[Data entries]
= = = = = = =

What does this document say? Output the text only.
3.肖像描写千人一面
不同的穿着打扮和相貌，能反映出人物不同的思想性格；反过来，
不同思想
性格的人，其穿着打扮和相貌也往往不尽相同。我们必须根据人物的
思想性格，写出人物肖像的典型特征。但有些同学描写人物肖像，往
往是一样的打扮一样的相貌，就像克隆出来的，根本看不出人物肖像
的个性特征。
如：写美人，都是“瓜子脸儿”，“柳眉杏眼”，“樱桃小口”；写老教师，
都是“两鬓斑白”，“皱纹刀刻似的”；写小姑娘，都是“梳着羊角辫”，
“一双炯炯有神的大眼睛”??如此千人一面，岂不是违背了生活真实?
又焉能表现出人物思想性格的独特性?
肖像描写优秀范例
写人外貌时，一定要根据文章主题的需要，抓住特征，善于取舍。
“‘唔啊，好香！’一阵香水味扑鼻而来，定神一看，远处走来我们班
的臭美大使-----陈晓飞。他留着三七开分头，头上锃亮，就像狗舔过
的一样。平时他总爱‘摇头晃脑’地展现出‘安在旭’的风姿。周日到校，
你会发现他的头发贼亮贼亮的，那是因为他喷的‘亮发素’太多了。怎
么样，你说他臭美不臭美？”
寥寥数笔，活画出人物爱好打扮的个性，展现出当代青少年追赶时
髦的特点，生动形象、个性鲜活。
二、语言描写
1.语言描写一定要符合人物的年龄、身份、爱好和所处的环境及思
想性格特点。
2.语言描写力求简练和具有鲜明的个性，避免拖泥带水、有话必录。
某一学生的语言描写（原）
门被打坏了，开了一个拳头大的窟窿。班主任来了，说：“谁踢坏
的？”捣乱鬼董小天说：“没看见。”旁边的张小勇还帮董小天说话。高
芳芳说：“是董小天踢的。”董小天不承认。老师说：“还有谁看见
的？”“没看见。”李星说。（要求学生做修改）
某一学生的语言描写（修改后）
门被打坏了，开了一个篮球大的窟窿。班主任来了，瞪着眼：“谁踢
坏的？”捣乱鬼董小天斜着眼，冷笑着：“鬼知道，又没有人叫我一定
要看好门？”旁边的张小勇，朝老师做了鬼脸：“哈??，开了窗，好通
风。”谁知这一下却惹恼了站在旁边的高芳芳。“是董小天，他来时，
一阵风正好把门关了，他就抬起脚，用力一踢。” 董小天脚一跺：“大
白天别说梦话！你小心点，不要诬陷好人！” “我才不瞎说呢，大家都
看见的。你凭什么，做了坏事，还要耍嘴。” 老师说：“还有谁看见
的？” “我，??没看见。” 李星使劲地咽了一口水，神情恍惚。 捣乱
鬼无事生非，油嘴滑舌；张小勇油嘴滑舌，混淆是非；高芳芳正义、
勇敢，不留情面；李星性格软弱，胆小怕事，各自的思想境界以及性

= = = = = = =

#### Instructions for the task:
Your task is to repeat the data exactly; please include every line.

#### Problem solution:
What does this document say? Output the text only.
3.肖像描写千人一面
不同的穿着打扮和相貌，能反映出人物不同的思想性格；反过来，
不同思想
性格的人，其穿着打扮和相貌也往往不尽相同。我们必须根据人物的
思想性格，写出人物肖像的典型特征。但有些同学描写人物肖像，往
往是一样的打扮一样的相貌，就像克隆出来的，根本看不出人物肖像
的个性特征。
如：写美人，都是“瓜子脸儿”，“柳眉杏眼”，“樱桃小口”；写老教师，
都是“两鬓斑白”，“皱纹刀刻似的”；写小姑娘，都是“梳着羊角辫”，
“一双炯炯有神的大眼睛”??如此千人一面，岂不是违背了生活真实?
又焉能表现出人物思想性格的独特性?
肖像描写优秀范例
写人外貌时，一定要根据文章主题的需要，抓住特征，善于取舍。
“‘唔啊，好香！’一阵香水味扑鼻而来，定神一看，远处走来我们班
的臭美大使-----陈晓飞。他留着三七开分头，头上锃亮，就像狗舔过
的一样。平时他总爱‘摇头晃脑’地展现出‘安在旭’的风姿。周日到校，
你会发现他的头发贼亮贼亮的，那是因为他喷的‘亮发素’太多了。怎
么样，你说他臭美不臭美？”
寥寥数笔，活画出人物爱好打扮的个性，展现出当代青少年追赶时
髦的特点，生动形象、个性鲜活。
二、语言描写
1.语言描写一定要符合人物的年龄、身份、爱好和所处的环境及思
想性格特点。
2.语言描写力求简练和具有鲜明的个性，避免拖泥带水、有话必录。
某一学生的语言描写（原）
门被打坏了，开了一个拳头大的窟窿。班主任来了，说：“谁踢坏
的？”捣乱鬼董小天说：“没看见。”旁边的张小勇还帮董小天说话。高
芳芳说：“是董小天踢的。”董小天不承认。老师说：“还有谁看见
的？”“没看见。”李星说。（要求学生做修改）
某一学生的语言描写（修改后）
门被打坏了，开了一个篮球大的窟窿。班主任来了，瞪着眼：“谁踢
坏的？”捣乱鬼董小天斜着眼，冷笑着：“鬼知道，又没有人叫我一定
要看好门？”旁边的张小勇，朝老师做了鬼脸：“哈??，开了窗，好通
风。”谁知这一下却惹恼了站在旁边的高芳芳。“是董小天，他来时，
一阵风正好把门关了，他就抬起脚，用力一踢。” 董小天脚一跺：“大
白天别说梦话！你小心点，不要诬陷好人！” “我才不瞎说呢，大家都
看见的。你凭什么，做了坏事，还要耍嘴。” 老师说：“还有谁看见
的？” “我，??没看见。” 李星使劲地咽了一口水，神情恍惚。 捣乱
鬼无事生非，油嘴滑舌；张小勇油嘴滑舌，混淆是非；高芳芳正义、
勇敢，不留情面；李星性格软弱，胆小怕事，各自的思想境界以及性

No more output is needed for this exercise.